===== Extracted entries
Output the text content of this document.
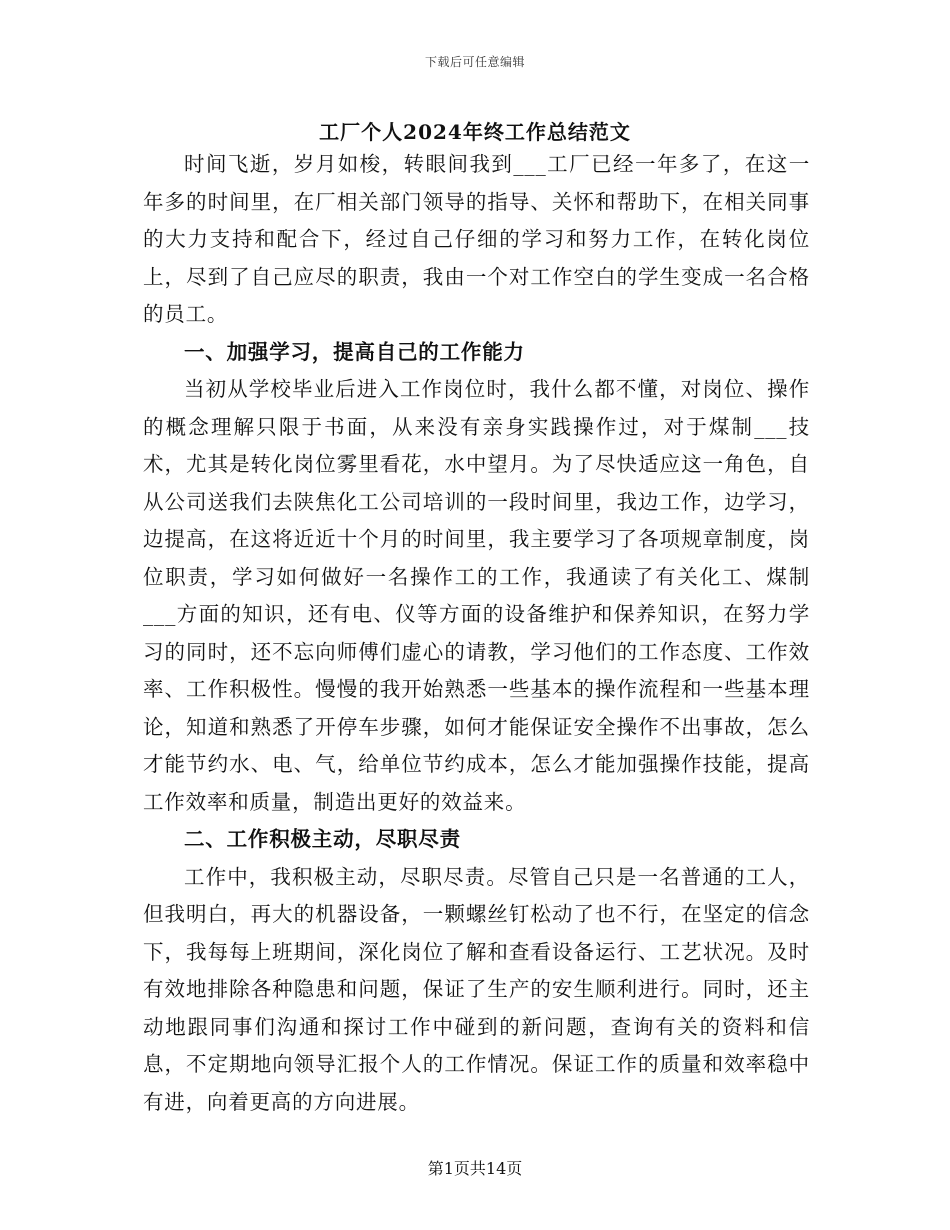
下载后可任意编辑
工厂个人2024年终工作总结范文

时间飞逝，岁月如梭，转眼间我到___工厂已经一年多了，在这一年多的时间里，在厂相关部门领导的指导、关怀和帮助下，在相关同事的大力支持和配合下，经过自己仔细的学习和努力工作，在转化岗位上，尽到了自己应尽的职责，我由一个对工作空白的学生变成一名合格的员工。

一、加强学习，提高自己的工作能力

当初从学校毕业后进入工作岗位时，我什么都不懂，对岗位、操作的概念理解只限于书面，从来没有亲身实践操作过，对于煤制___技术，尤其是转化岗位雾里看花，水中望月。为了尽快适应这一角色，自从公司送我们去陕焦化工公司培训的一段时间里，我边工作，边学习，边提高，在这将近近十个月的时间里，我主要学习了各项规章制度，岗位职责，学习如何做好一名操作工的工作，我通读了有关化工、煤制___方面的知识，还有电、仪等方面的设备维护和保养知识，在努力学习的同时，还不忘向师傅们虚心的请教，学习他们的工作态度、工作效率、工作积极性。慢慢的我开始熟悉一些基本的操作流程和一些基本理论，知道和熟悉了开停车步骤，如何才能保证安全操作不出事故，怎么才能节约水、电、气，给单位节约成本，怎么才能加强操作技能，提高工作效率和质量，制造出更好的效益来。

二、工作积极主动，尽职尽责

工作中，我积极主动，尽职尽责。尽管自己只是一名普通的工人，但我明白，再大的机器设备，一颗螺丝钉松动了也不行，在坚定的信念下，我每每上班期间，深化岗位了解和查看设备运行、工艺状况。及时有效地排除各种隐患和问题，保证了生产的安生顺利进行。同时，还主动地跟同事们沟通和探讨工作中碰到的新问题，查询有关的资料和信息，不定期地向领导汇报个人的工作情况。保证工作的质量和效率稳中有进，向着更高的方向进展。

第1页共14页
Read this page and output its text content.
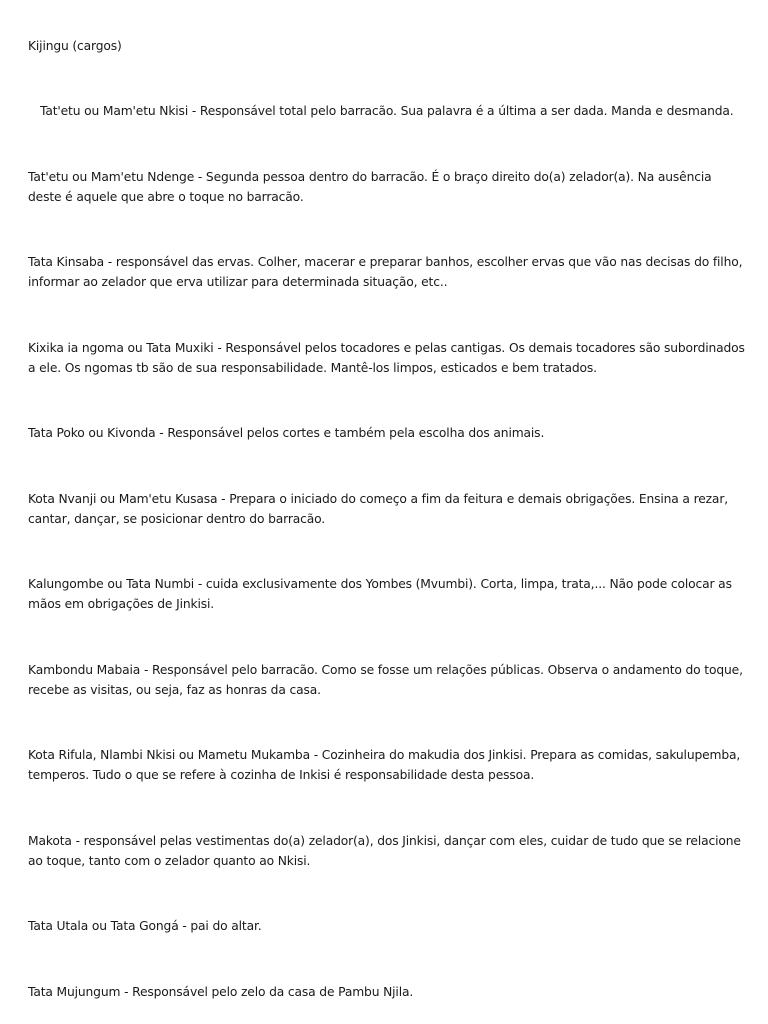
Kijingu (cargos)
Tat'etu ou Mam'etu Nkisi - Responsável total pelo barracão. Sua palavra é a última a ser dada. Manda e desmanda.
Tat'etu ou Mam'etu Ndenge - Segunda pessoa dentro do barracão. É o braço direito do(a) zelador(a). Na ausência deste é aquele que abre o toque no barracão.
Tata Kinsaba - responsável das ervas. Colher, macerar e preparar banhos, escolher ervas que vão nas decisas do filho, informar ao zelador que erva utilizar para determinada situação, etc..
Kixika ia ngoma ou Tata Muxiki - Responsável pelos tocadores e pelas cantigas. Os demais tocadores são subordinados a ele. Os ngomas tb são de sua responsabilidade. Mantê-los limpos, esticados e bem tratados.
Tata Poko ou Kivonda - Responsável pelos cortes e também pela escolha dos animais.
Kota Nvanji ou Mam'etu Kusasa - Prepara o iniciado do começo a fim da feitura e demais obrigações. Ensina a rezar, cantar, dançar, se posicionar dentro do barracão.
Kalungombe ou Tata Numbi - cuida exclusivamente dos Yombes (Mvumbi). Corta, limpa, trata,... Não pode colocar as mãos em obrigações de Jinkisi.
Kambondu Mabaia - Responsável pelo barracão. Como se fosse um relações públicas. Observa o andamento do toque, recebe as visitas, ou seja, faz as honras da casa.
Kota Rifula, Nlambi Nkisi ou Mametu Mukamba - Cozinheira do makudia dos Jinkisi. Prepara as comidas, sakulupemba, temperos. Tudo o que se refere à cozinha de Inkisi é responsabilidade desta pessoa.
Makota - responsável pelas vestimentas do(a) zelador(a), dos Jinkisi, dançar com eles, cuidar de tudo que se relacione ao toque, tanto com o zelador quanto ao Nkisi.
Tata Utala ou Tata Gongá - pai do altar.
Tata Mujungum - Responsável pelo zelo da casa de Pambu Njila.
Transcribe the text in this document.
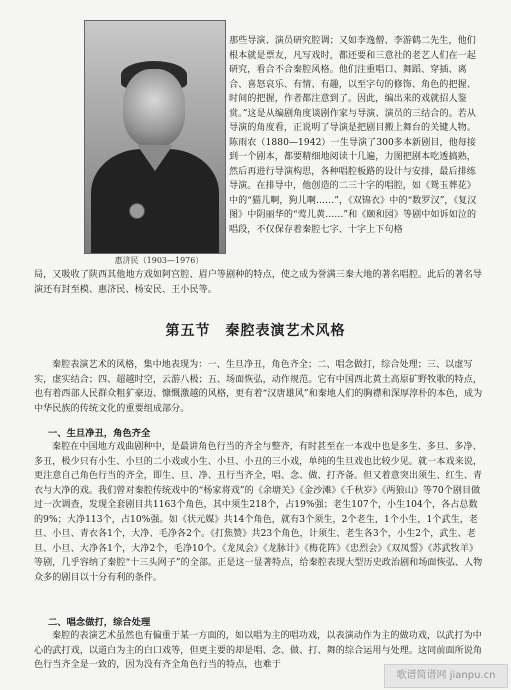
惠济民（1903—1976）
那些导演、演员研究腔调；又如李逸僧、李游鹤二先生，他们根本就是票友，凡写戏时，都还要和三意社的老艺人们在一起研究，看合不合秦腔风格。他们注重唱口、舞蹈、穿插、离合、喜怒哀乐、有情、有趣，以至字句的修饰、角色的把握、时间的把握，作者都注意到了。因此，编出来的戏就招人鉴赏。”这是从编剧角度谈剧作家与导演、演员的三结合的。若从导演的角度看，正说明了导演是把剧目搬上舞台的关键人物。陈雨农（1880—1942）一生导演了300多本新剧目，他每接到一个剧本，都要精细地阅读十几遍，力图把剧本吃透搞熟，然后再进行导演构思，各种唱腔板路的设计与安排，最后排练导演。在排导中，他创造的二三十字的唱腔，如《鸳玉葬花》中的“猫儿啊，狗儿啊……”，《双锦衣》中的“数罗汉”，《复汉图》中阴丽华的“莺儿黄……”和《颐和园》等剧中如诉如泣的唱段，不仅保存着秦腔七字、十字上下句格
局，又吸收了陕西其他地方戏如阿宫腔、眉户等剧种的特点，使之成为誉满三秦大地的著名唱腔。此后的著名导演还有封至模、惠济民、杨安民、王小民等。
第五节　秦腔表演艺术风格
秦腔表演艺术的风格，集中地表现为：一、生旦净丑，角色齐全；二、唱念做打，综合处理；三、以虚写实，虚实结合；四、超越时空，云游八极；五、场面恢弘，动作规范。它有中国西北黄土高原矿野牧歌的特点，也有着西部人民群众粗犷豪迈、慷慨激越的风格，更有着“汉唐雄风”和秦地人们的胸襟和深厚淳朴的本色，成为中华民族的传统文化的重要组成部分。
一、生旦净丑，角色齐全
秦腔在中国地方戏曲剧种中，是最讲角色行当的齐全与整齐，有时甚至在一本戏中也是多生、多旦、多净、多丑，极少只有小生、小旦的二小戏或小生、小旦、小丑的三小戏，单纯的生旦戏也比较少见。就一本戏来说，更注意自己角色行当的齐全，即生、旦、净、丑行当齐全，唱、念、做、打齐备。但又着意突出须生、红生、青衣与大净的戏。我们曾对秦腔传统戏中的“杨家将戏”的《余塘关》《金沙滩》《千秋岁》《两狼山》等70个剧目做过一次调查，发现全套剧目共1163个角色，其中须生218个，占19%强；老生107个，小生104个，各占总数的9%；大净113个，占10%强。如《状元媒》共14个角色，就有3个须生，2个老生，1个小生，1个武生，老旦、小旦、青衣各1个，大净、毛净各2个。《打焦赞》共23个角色，计须生、老生各3个，小生2个，武生、老旦、小旦、大净各1个，大净2个，毛净10个。《龙凤会》《龙脉计》《梅花阵》《忠烈会》《双凤誓》《苏武牧羊》等剧，几乎容纳了秦腔“十三头网子”的全部。正是这一显著特点，给秦腔表现大型历史政治剧和场面恢弘、人物众多的剧目以十分有利的条件。
二、唱念做打，综合处理
秦腔的表演艺术虽然也有偏重于某一方面的，如以唱为主的唱功戏，以表演动作为主的做功戏，以武打为中心的武打戏，以道白为主的白口戏等，但更主要的却是唱、念、做、打、舞的综合运用与处理。这同前面所说角色行当齐全是一致的，因为没有齐全角色行当的特点，也难于
歌谱简谱网 jianpu.cn
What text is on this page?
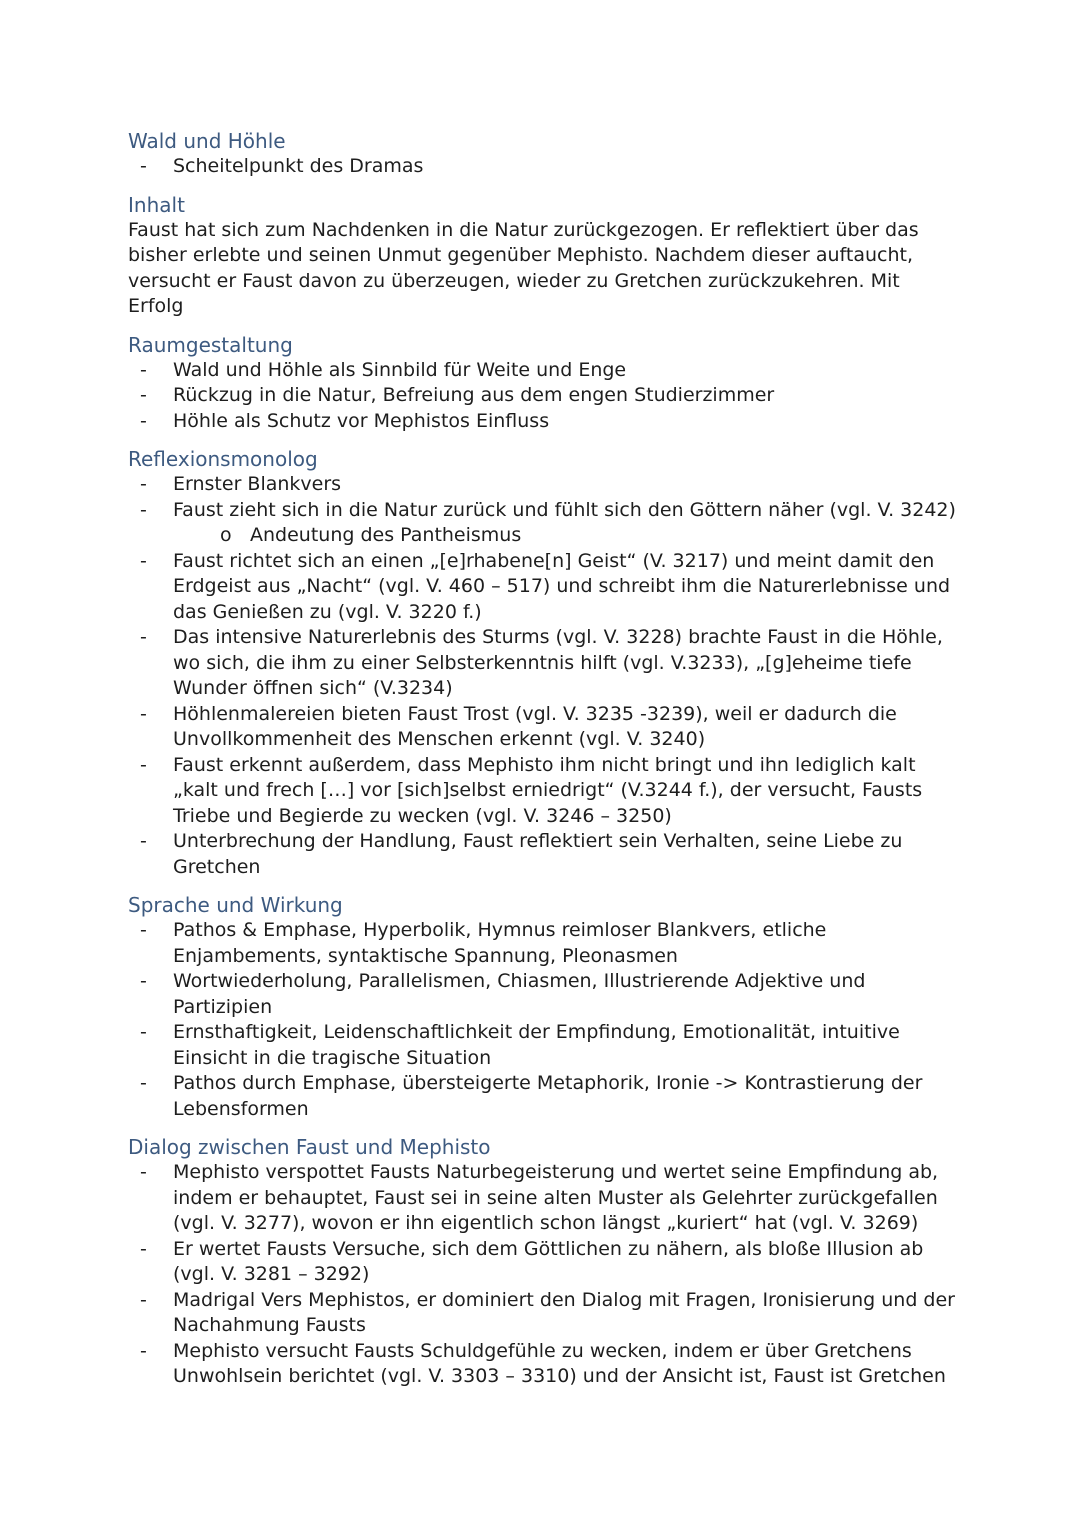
Wald und Höhle
- Scheitelpunkt des Dramas
Inhalt

Faust hat sich zum Nachdenken in die Natur zurückgezogen. Er reflektiert über das bisher erlebte und seinen Unmut gegenüber Mephisto. Nachdem dieser auftaucht, versucht er Faust davon zu überzeugen, wieder zu Gretchen zurückzukehren. Mit Erfolg

Raumgestaltung
- Wald und Höhle als Sinnbild für Weite und Enge
- Rückzug in die Natur, Befreiung aus dem engen Studierzimmer
- Höhle als Schutz vor Mephistos Einfluss
Reflexionsmonolog
- Ernster Blankvers
- Faust zieht sich in die Natur zurück und fühlt sich den Göttern näher (vgl. V. 3242)
o Andeutung des Pantheismus
- Faust richtet sich an einen „[e]rhabene[n] Geist“ (V. 3217) und meint damit den Erdgeist aus „Nacht“ (vgl. V. 460 – 517) und schreibt ihm die Naturerlebnisse und das Genießen zu (vgl. V. 3220 f.)
- Das intensive Naturerlebnis des Sturms (vgl. V. 3228) brachte Faust in die Höhle, wo sich, die ihm zu einer Selbsterkenntnis hilft (vgl. V.3233), „[g]eheime tiefe Wunder öffnen sich“ (V.3234)
- Höhlenmalereien bieten Faust Trost (vgl. V. 3235 -3239), weil er dadurch die Unvollkommenheit des Menschen erkennt (vgl. V. 3240)
- Faust erkennt außerdem, dass Mephisto ihm nicht bringt und ihn lediglich kalt „kalt und frech […] vor [sich]selbst erniedrigt“ (V.3244 f.), der versucht, Fausts Triebe und Begierde zu wecken (vgl. V. 3246 – 3250)
- Unterbrechung der Handlung, Faust reflektiert sein Verhalten, seine Liebe zu Gretchen
Sprache und Wirkung
- Pathos & Emphase, Hyperbolik, Hymnus reimloser Blankvers, etliche Enjambements, syntaktische Spannung, Pleonasmen
- Wortwiederholung, Parallelismen, Chiasmen, Illustrierende Adjektive und Partizipien
- Ernsthaftigkeit, Leidenschaftlichkeit der Empfindung, Emotionalität, intuitive Einsicht in die tragische Situation
- Pathos durch Emphase, übersteigerte Metaphorik, Ironie -> Kontrastierung der Lebensformen
Dialog zwischen Faust und Mephisto
- Mephisto verspottet Fausts Naturbegeisterung und wertet seine Empfindung ab, indem er behauptet, Faust sei in seine alten Muster als Gelehrter zurückgefallen (vgl. V. 3277), wovon er ihn eigentlich schon längst „kuriert“ hat (vgl. V. 3269)
- Er wertet Fausts Versuche, sich dem Göttlichen zu nähern, als bloße Illusion ab (vgl. V. 3281 – 3292)
- Madrigal Vers Mephistos, er dominiert den Dialog mit Fragen, Ironisierung und der Nachahmung Fausts
- Mephisto versucht Fausts Schuldgefühle zu wecken, indem er über Gretchens Unwohlsein berichtet (vgl. V. 3303 – 3310) und der Ansicht ist, Faust ist Gretchen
==========
◆ **Work instructions**
From the entries above, collect every line with the string "text" in it.

◆ **Answer to this task**
Output the text content of this document.
Read this page and output its text content.
Transcribe the text in this document.
What text is on this page?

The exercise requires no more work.